Set task 1: Reproduce the records word for word, from their start through the line that contains "- youtube-logo[interactable]: Premium", with both ends included.
━━ Reading passage
There are some logs whose log level can be increased to provide more information.

# Log S3Guard classes
log4j.logger.org.apache.hadoop.fs.s3a.s3guard=DEBUG

# Log all S3A classes
log4j.logger.org.apache.hadoop.fs.s3a=DEBUG

# Enable debug logging of AWS Dynamo client
log4j.logger.com.amazonaws.services.dynamodbv2.AmazonDynamoDB

# Log all HTTP requests made; includes S3 interaction. This may
# include sensitive information such as account IDs in HTTP headers.
log4j.logger.com.amazonaws.request=DEBUG

If all else fails, S3Guard is designed to allow for easy recovery by deleting your metadata store data. In DynamoDB, this can be accomplished by simply deleting the table, and allowing S3Guard to recreate it from scratch. Note that S3Guard tracks recent changes to file metadata to implement consistency. Deleting the metadata store table will simply result in a period of eventual consistency for any file modifications that were made right before the table was deleted.

Failure Semantics

Operations which modify metadata will make changes to S3 first. If, and only if, those operations succeed, the equivalent changes will be made to the MetadataStore.

These changes to S3 and MetadataStore are not fully-transactional: If the S3 operations succeed, and the subsequent MetadataStore updates fail, the S3 changes will not be rolled back. In this case, an error message will be logged.

Versioning

S3Guard tables are created with a version marker, an entry with the primary key and child entry of ../VERSION; the use of a relative path guarantees that it will not be resolved.

Versioning policy.

  1. The version number of an S3Guard table will only be incremented when an incompatible change is made to the table structure —that is, the structure has changed so that it is no longer readable by older versions, or because it has added new mandatory fields which older versions do not create.
  2. The version number of S3Guard tables will only be changed by incrementing the value.
  3. Updated versions of S3Guard MAY continue to support older version tables.
  4. If an incompatible change is made such that existing tables are not compatible, then a means shall be provided to update existing tables. For example: an option in the Command Line Interface, or an option to upgrade tables during S3Guard initialization.

Note: this policy does not indicate any intent to upgrade table structures in an incompatible manner. The version marker in tables exists to support such an option if it ever becomes necessary, by ensuring that all S3Guard client can recognise any version mismatch.

Error: S3Guard table lacks version marker.

The table which was intended to be used as a S3guard metadata store does not have any version marker indicating that it is a S3Guard table.
━━━━
━━ The input
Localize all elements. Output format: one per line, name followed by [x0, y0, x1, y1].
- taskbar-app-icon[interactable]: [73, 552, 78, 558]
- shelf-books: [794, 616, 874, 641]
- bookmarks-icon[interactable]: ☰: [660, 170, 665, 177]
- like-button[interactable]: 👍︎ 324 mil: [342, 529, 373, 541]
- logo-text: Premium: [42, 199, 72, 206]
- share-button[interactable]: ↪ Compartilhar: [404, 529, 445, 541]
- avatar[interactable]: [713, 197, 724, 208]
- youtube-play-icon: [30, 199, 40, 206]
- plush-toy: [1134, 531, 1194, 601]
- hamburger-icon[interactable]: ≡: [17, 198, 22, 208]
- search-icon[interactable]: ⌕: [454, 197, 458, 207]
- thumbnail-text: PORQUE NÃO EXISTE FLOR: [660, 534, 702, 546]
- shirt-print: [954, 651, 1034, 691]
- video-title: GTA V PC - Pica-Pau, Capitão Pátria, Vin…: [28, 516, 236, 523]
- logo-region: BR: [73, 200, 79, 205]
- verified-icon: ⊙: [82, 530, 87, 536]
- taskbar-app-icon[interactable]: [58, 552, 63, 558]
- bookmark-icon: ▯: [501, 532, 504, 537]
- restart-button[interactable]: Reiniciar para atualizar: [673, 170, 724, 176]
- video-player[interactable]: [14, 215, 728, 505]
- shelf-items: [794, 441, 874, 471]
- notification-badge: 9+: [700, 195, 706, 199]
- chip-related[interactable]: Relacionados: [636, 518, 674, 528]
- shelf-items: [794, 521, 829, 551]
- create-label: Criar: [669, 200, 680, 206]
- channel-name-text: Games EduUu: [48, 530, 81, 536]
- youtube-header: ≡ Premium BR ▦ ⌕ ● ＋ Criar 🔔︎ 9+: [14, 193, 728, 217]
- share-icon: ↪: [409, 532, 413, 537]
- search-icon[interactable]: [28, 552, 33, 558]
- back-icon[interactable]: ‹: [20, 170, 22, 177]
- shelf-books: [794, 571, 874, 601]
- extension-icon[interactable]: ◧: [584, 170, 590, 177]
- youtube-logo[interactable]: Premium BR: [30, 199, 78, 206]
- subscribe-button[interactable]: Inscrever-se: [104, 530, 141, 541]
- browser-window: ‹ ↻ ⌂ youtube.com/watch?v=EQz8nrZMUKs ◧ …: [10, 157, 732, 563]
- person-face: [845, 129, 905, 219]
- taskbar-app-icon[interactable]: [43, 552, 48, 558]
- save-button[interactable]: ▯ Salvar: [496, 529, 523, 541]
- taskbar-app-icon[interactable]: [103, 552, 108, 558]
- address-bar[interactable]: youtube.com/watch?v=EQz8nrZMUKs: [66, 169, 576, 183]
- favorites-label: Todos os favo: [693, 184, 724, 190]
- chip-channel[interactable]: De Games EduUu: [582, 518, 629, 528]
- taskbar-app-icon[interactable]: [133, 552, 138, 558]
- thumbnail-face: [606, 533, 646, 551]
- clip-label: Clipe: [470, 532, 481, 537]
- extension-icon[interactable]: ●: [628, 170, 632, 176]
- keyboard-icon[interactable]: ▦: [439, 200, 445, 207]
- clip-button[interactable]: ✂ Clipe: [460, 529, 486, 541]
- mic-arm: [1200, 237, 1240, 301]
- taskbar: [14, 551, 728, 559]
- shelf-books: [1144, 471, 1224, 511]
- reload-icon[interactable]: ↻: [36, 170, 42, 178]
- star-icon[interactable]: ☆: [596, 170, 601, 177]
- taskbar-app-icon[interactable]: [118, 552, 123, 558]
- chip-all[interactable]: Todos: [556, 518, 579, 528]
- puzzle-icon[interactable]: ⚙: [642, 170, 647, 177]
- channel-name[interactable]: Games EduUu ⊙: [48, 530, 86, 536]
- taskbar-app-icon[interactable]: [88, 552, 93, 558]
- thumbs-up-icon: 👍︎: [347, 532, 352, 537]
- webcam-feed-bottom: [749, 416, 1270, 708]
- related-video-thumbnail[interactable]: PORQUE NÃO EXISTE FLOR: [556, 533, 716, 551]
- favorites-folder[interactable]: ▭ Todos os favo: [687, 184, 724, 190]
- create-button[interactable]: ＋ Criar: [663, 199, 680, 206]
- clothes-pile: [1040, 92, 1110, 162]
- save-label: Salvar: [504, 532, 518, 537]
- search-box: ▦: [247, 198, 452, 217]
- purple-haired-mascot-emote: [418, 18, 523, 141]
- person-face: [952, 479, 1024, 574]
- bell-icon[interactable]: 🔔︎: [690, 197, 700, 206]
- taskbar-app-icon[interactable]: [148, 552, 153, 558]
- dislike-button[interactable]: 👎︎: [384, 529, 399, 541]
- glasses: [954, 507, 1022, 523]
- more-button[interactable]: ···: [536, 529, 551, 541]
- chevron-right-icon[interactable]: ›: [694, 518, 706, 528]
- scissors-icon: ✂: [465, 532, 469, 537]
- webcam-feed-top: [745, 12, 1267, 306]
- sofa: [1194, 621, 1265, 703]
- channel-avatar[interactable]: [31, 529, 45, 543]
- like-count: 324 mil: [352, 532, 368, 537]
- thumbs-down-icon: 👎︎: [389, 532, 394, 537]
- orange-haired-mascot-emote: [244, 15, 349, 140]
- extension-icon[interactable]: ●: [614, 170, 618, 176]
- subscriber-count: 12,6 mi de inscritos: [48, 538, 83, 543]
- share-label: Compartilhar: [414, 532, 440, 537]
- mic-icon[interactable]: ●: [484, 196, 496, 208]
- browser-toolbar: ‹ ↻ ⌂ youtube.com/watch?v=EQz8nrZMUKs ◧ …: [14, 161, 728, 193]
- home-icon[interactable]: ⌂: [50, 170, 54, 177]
━━━━
Set task 2: In the S3Guard text, what happens to the S3 changes when the S3 operations succeed but the subsequent MetadataStore updates fail?

Task answer 1:
Localize all elements. Output format: one per line, name followed by [x0, y0, x1, y1].
- taskbar-app-icon[interactable]: [73, 552, 78, 558]
- shelf-books: [794, 616, 874, 641]
- bookmarks-icon[interactable]: ☰: [660, 170, 665, 177]
- like-button[interactable]: 👍︎ 324 mil: [342, 529, 373, 541]
- logo-text: Premium: [42, 199, 72, 206]
- share-button[interactable]: ↪ Compartilhar: [404, 529, 445, 541]
- avatar[interactable]: [713, 197, 724, 208]
- youtube-play-icon: [30, 199, 40, 206]
- plush-toy: [1134, 531, 1194, 601]
- hamburger-icon[interactable]: ≡: [17, 198, 22, 208]
- search-icon[interactable]: ⌕: [454, 197, 458, 207]
- thumbnail-text: PORQUE NÃO EXISTE FLOR: [660, 534, 702, 546]
- shirt-print: [954, 651, 1034, 691]
- video-title: GTA V PC - Pica-Pau, Capitão Pátria, Vin…: [28, 516, 236, 523]
- logo-region: BR: [73, 200, 79, 205]
- verified-icon: ⊙: [82, 530, 87, 536]
- taskbar-app-icon[interactable]: [58, 552, 63, 558]
- bookmark-icon: ▯: [501, 532, 504, 537]
- restart-button[interactable]: Reiniciar para atualizar: [673, 170, 724, 176]
- video-player[interactable]: [14, 215, 728, 505]
- shelf-items: [794, 441, 874, 471]
- notification-badge: 9+: [700, 195, 706, 199]
- chip-related[interactable]: Relacionados: [636, 518, 674, 528]
- shelf-items: [794, 521, 829, 551]
- create-label: Criar: [669, 200, 680, 206]
- channel-name-text: Games EduUu: [48, 530, 81, 536]
- youtube-header: ≡ Premium BR ▦ ⌕ ● ＋ Criar 🔔︎ 9+: [14, 193, 728, 217]
- share-icon: ↪: [409, 532, 413, 537]
- search-icon[interactable]: [28, 552, 33, 558]
- back-icon[interactable]: ‹: [20, 170, 22, 177]
- shelf-books: [794, 571, 874, 601]
- extension-icon[interactable]: ◧: [584, 170, 590, 177]
- youtube-logo[interactable]: Premium BR: [30, 199, 78, 206]

Task answer 2: The S3 changes are not rolled back, and an error message is logged.